## Stored data
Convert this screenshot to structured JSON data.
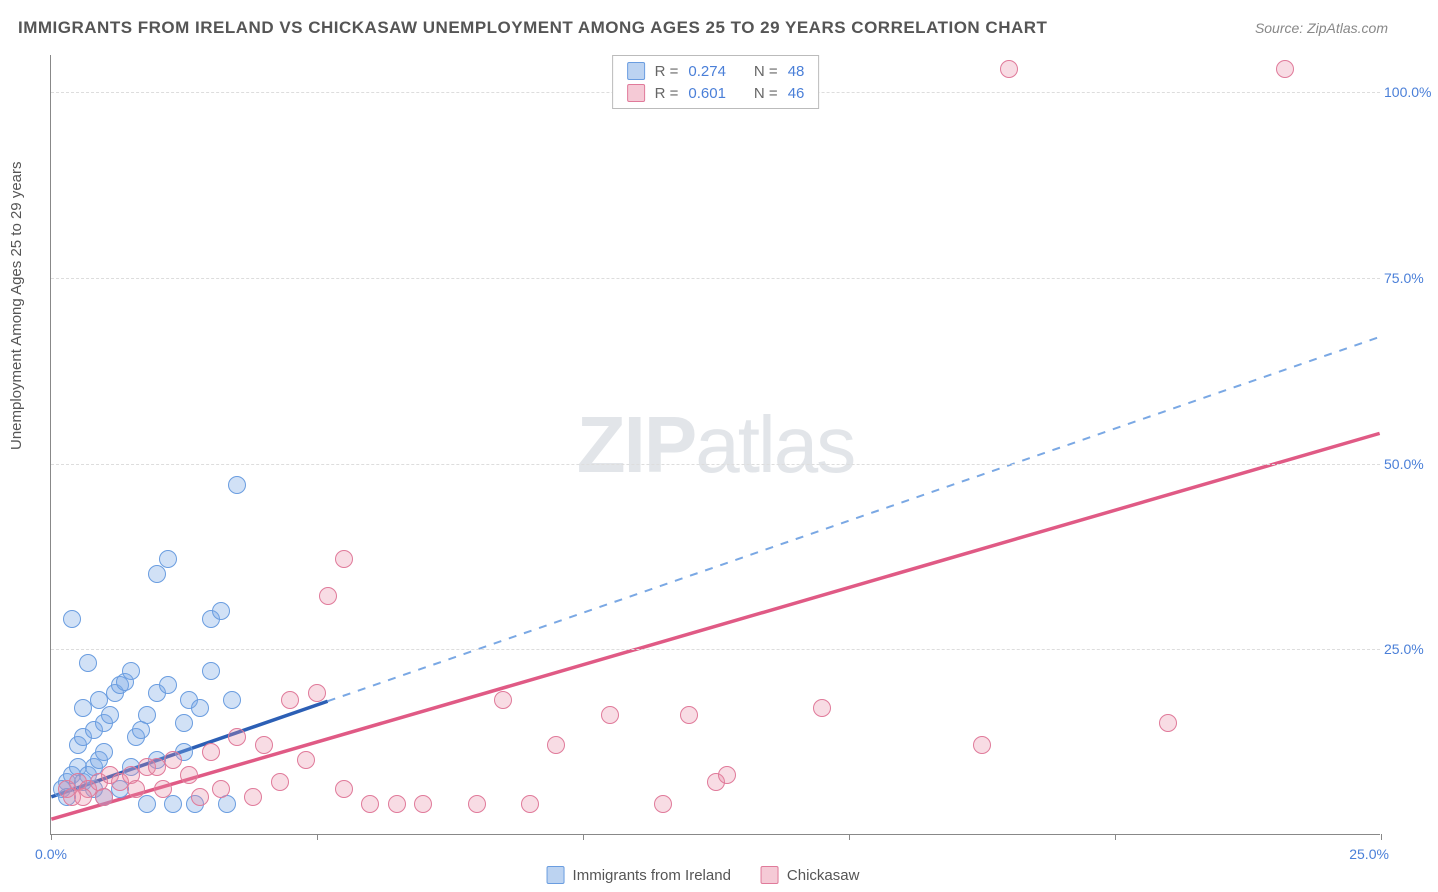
{
  "title": "IMMIGRANTS FROM IRELAND VS CHICKASAW UNEMPLOYMENT AMONG AGES 25 TO 29 YEARS CORRELATION CHART",
  "source": "Source: ZipAtlas.com",
  "ylabel": "Unemployment Among Ages 25 to 29 years",
  "watermark_a": "ZIP",
  "watermark_b": "atlas",
  "chart": {
    "type": "scatter",
    "xlim": [
      0,
      25
    ],
    "ylim": [
      0,
      105
    ],
    "xticks": [
      0,
      5,
      10,
      15,
      20,
      25
    ],
    "xtick_labels": [
      "0.0%",
      "",
      "",
      "",
      "",
      "25.0%"
    ],
    "yticks": [
      25,
      50,
      75,
      100
    ],
    "ytick_labels": [
      "25.0%",
      "50.0%",
      "75.0%",
      "100.0%"
    ],
    "grid_color": "#dddddd",
    "axis_color": "#888888",
    "background_color": "#ffffff"
  },
  "series": {
    "blue": {
      "label": "Immigrants from Ireland",
      "marker_fill": "rgba(122,168,228,0.35)",
      "marker_stroke": "#6a9de0",
      "line_color": "#2c5fb5",
      "line_dash_color": "#7aa8e4",
      "R": "0.274",
      "N": "48",
      "trend_start": [
        0,
        5
      ],
      "trend_end": [
        25,
        67
      ],
      "solid_until_x": 5.2,
      "points": [
        [
          0.3,
          7
        ],
        [
          0.4,
          8
        ],
        [
          0.5,
          9
        ],
        [
          0.6,
          7
        ],
        [
          0.7,
          8
        ],
        [
          0.8,
          9
        ],
        [
          0.9,
          10
        ],
        [
          1.0,
          11
        ],
        [
          0.5,
          12
        ],
        [
          0.6,
          13
        ],
        [
          0.8,
          14
        ],
        [
          1.0,
          15
        ],
        [
          1.1,
          16
        ],
        [
          1.2,
          19
        ],
        [
          1.3,
          20
        ],
        [
          1.4,
          20.5
        ],
        [
          0.6,
          17
        ],
        [
          0.9,
          18
        ],
        [
          1.5,
          22
        ],
        [
          1.6,
          13
        ],
        [
          1.7,
          14
        ],
        [
          1.8,
          16
        ],
        [
          2.0,
          19
        ],
        [
          2.2,
          20
        ],
        [
          2.5,
          15
        ],
        [
          2.6,
          18
        ],
        [
          2.8,
          17
        ],
        [
          3.0,
          29
        ],
        [
          3.2,
          30
        ],
        [
          2.0,
          35
        ],
        [
          2.2,
          37
        ],
        [
          3.5,
          47
        ],
        [
          0.4,
          29
        ],
        [
          0.7,
          23
        ],
        [
          1.0,
          5
        ],
        [
          1.3,
          6
        ],
        [
          1.8,
          4
        ],
        [
          2.3,
          4
        ],
        [
          2.7,
          4
        ],
        [
          3.3,
          4
        ],
        [
          1.5,
          9
        ],
        [
          2.0,
          10
        ],
        [
          2.5,
          11
        ],
        [
          3.0,
          22
        ],
        [
          3.4,
          18
        ],
        [
          0.2,
          6
        ],
        [
          0.3,
          5
        ],
        [
          0.8,
          6
        ]
      ]
    },
    "pink": {
      "label": "Chickasaw",
      "marker_fill": "rgba(232,138,164,0.30)",
      "marker_stroke": "#e07a9a",
      "line_color": "#e05a85",
      "R": "0.601",
      "N": "46",
      "trend_start": [
        0,
        2
      ],
      "trend_end": [
        25,
        54
      ],
      "points": [
        [
          0.3,
          6
        ],
        [
          0.5,
          7
        ],
        [
          0.7,
          6
        ],
        [
          0.9,
          7
        ],
        [
          1.1,
          8
        ],
        [
          1.3,
          7
        ],
        [
          1.5,
          8
        ],
        [
          1.8,
          9
        ],
        [
          2.0,
          9
        ],
        [
          2.3,
          10
        ],
        [
          2.6,
          8
        ],
        [
          3.0,
          11
        ],
        [
          3.5,
          13
        ],
        [
          4.0,
          12
        ],
        [
          4.5,
          18
        ],
        [
          5.0,
          19
        ],
        [
          5.2,
          32
        ],
        [
          5.5,
          37
        ],
        [
          4.8,
          10
        ],
        [
          6.0,
          4
        ],
        [
          5.5,
          6
        ],
        [
          6.5,
          4
        ],
        [
          7.0,
          4
        ],
        [
          8.0,
          4
        ],
        [
          8.5,
          18
        ],
        [
          9.0,
          4
        ],
        [
          9.5,
          12
        ],
        [
          10.5,
          16
        ],
        [
          11.5,
          4
        ],
        [
          12.0,
          16
        ],
        [
          12.5,
          7
        ],
        [
          12.7,
          8
        ],
        [
          14.5,
          17
        ],
        [
          17.5,
          12
        ],
        [
          18.0,
          103
        ],
        [
          21.0,
          15
        ],
        [
          23.2,
          103
        ],
        [
          3.2,
          6
        ],
        [
          2.8,
          5
        ],
        [
          1.0,
          5
        ],
        [
          1.6,
          6
        ],
        [
          2.1,
          6
        ],
        [
          0.4,
          5
        ],
        [
          0.6,
          5
        ],
        [
          3.8,
          5
        ],
        [
          4.3,
          7
        ]
      ]
    }
  },
  "legend_top": [
    {
      "series": "blue",
      "R_label": "R =",
      "R": "0.274",
      "N_label": "N =",
      "N": "48"
    },
    {
      "series": "pink",
      "R_label": "R =",
      "R": "0.601",
      "N_label": "N =",
      "N": "46"
    }
  ],
  "legend_bottom": [
    {
      "series": "blue",
      "label": "Immigrants from Ireland"
    },
    {
      "series": "pink",
      "label": "Chickasaw"
    }
  ]
}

## What the task requires
From the listing above, print every entry precisely and drop the pictures.

## Response to the exercise
Convert this screenshot to structured JSON data.
{
  "title": "IMMIGRANTS FROM IRELAND VS CHICKASAW UNEMPLOYMENT AMONG AGES 25 TO 29 YEARS CORRELATION CHART",
  "source": "Source: ZipAtlas.com",
  "ylabel": "Unemployment Among Ages 25 to 29 years",
  "watermark_a": "ZIP",
  "watermark_b": "atlas",
  "chart": {
    "type": "scatter",
    "xlim": [
      0,
      25
    ],
    "ylim": [
      0,
      105
    ],
    "xticks": [
      0,
      5,
      10,
      15,
      20,
      25
    ],
    "xtick_labels": [
      "0.0%",
      "",
      "",
      "",
      "",
      "25.0%"
    ],
    "yticks": [
      25,
      50,
      75,
      100
    ],
    "ytick_labels": [
      "25.0%",
      "50.0%",
      "75.0%",
      "100.0%"
    ],
    "grid_color": "#dddddd",
    "axis_color": "#888888",
    "background_color": "#ffffff"
  },
  "series": {
    "blue": {
      "label": "Immigrants from Ireland",
      "marker_fill": "rgba(122,168,228,0.35)",
      "marker_stroke": "#6a9de0",
      "line_color": "#2c5fb5",
      "line_dash_color": "#7aa8e4",
      "R": "0.274",
      "N": "48",
      "trend_start": [
        0,
        5
      ],
      "trend_end": [
        25,
        67
      ],
      "solid_until_x": 5.2,
      "points": [
        [
          0.3,
          7
        ],
        [
          0.4,
          8
        ],
        [
          0.5,
          9
        ],
        [
          0.6,
          7
        ],
        [
          0.7,
          8
        ],
        [
          0.8,
          9
        ],
        [
          0.9,
          10
        ],
        [
          1.0,
          11
        ],
        [
          0.5,
          12
        ],
        [
          0.6,
          13
        ],
        [
          0.8,
          14
        ],
        [
          1.0,
          15
        ],
        [
          1.1,
          16
        ],
        [
          1.2,
          19
        ],
        [
          1.3,
          20
        ],
        [
          1.4,
          20.5
        ],
        [
          0.6,
          17
        ],
        [
          0.9,
          18
        ],
        [
          1.5,
          22
        ],
        [
          1.6,
          13
        ],
        [
          1.7,
          14
        ],
        [
          1.8,
          16
        ],
        [
          2.0,
          19
        ],
        [
          2.2,
          20
        ],
        [
          2.5,
          15
        ],
        [
          2.6,
          18
        ],
        [
          2.8,
          17
        ],
        [
          3.0,
          29
        ],
        [
          3.2,
          30
        ],
        [
          2.0,
          35
        ],
        [
          2.2,
          37
        ],
        [
          3.5,
          47
        ],
        [
          0.4,
          29
        ],
        [
          0.7,
          23
        ],
        [
          1.0,
          5
        ],
        [
          1.3,
          6
        ],
        [
          1.8,
          4
        ],
        [
          2.3,
          4
        ],
        [
          2.7,
          4
        ],
        [
          3.3,
          4
        ],
        [
          1.5,
          9
        ],
        [
          2.0,
          10
        ],
        [
          2.5,
          11
        ],
        [
          3.0,
          22
        ],
        [
          3.4,
          18
        ],
        [
          0.2,
          6
        ],
        [
          0.3,
          5
        ],
        [
          0.8,
          6
        ]
      ]
    },
    "pink": {
      "label": "Chickasaw",
      "marker_fill": "rgba(232,138,164,0.30)",
      "marker_stroke": "#e07a9a",
      "line_color": "#e05a85",
      "R": "0.601",
      "N": "46",
      "trend_start": [
        0,
        2
      ],
      "trend_end": [
        25,
        54
      ],
      "points": [
        [
          0.3,
          6
        ],
        [
          0.5,
          7
        ],
        [
          0.7,
          6
        ],
        [
          0.9,
          7
        ],
        [
          1.1,
          8
        ],
        [
          1.3,
          7
        ],
        [
          1.5,
          8
        ],
        [
          1.8,
          9
        ],
        [
          2.0,
          9
        ],
        [
          2.3,
          10
        ],
        [
          2.6,
          8
        ],
        [
          3.0,
          11
        ],
        [
          3.5,
          13
        ],
        [
          4.0,
          12
        ],
        [
          4.5,
          18
        ],
        [
          5.0,
          19
        ],
        [
          5.2,
          32
        ],
        [
          5.5,
          37
        ],
        [
          4.8,
          10
        ],
        [
          6.0,
          4
        ],
        [
          5.5,
          6
        ],
        [
          6.5,
          4
        ],
        [
          7.0,
          4
        ],
        [
          8.0,
          4
        ],
        [
          8.5,
          18
        ],
        [
          9.0,
          4
        ],
        [
          9.5,
          12
        ],
        [
          10.5,
          16
        ],
        [
          11.5,
          4
        ],
        [
          12.0,
          16
        ],
        [
          12.5,
          7
        ],
        [
          12.7,
          8
        ],
        [
          14.5,
          17
        ],
        [
          17.5,
          12
        ],
        [
          18.0,
          103
        ],
        [
          21.0,
          15
        ],
        [
          23.2,
          103
        ],
        [
          3.2,
          6
        ],
        [
          2.8,
          5
        ],
        [
          1.0,
          5
        ],
        [
          1.6,
          6
        ],
        [
          2.1,
          6
        ],
        [
          0.4,
          5
        ],
        [
          0.6,
          5
        ],
        [
          3.8,
          5
        ],
        [
          4.3,
          7
        ]
      ]
    }
  },
  "legend_top": [
    {
      "series": "blue",
      "R_label": "R =",
      "R": "0.274",
      "N_label": "N =",
      "N": "48"
    },
    {
      "series": "pink",
      "R_label": "R =",
      "R": "0.601",
      "N_label": "N =",
      "N": "46"
    }
  ],
  "legend_bottom": [
    {
      "series": "blue",
      "label": "Immigrants from Ireland"
    },
    {
      "series": "pink",
      "label": "Chickasaw"
    }
  ]
}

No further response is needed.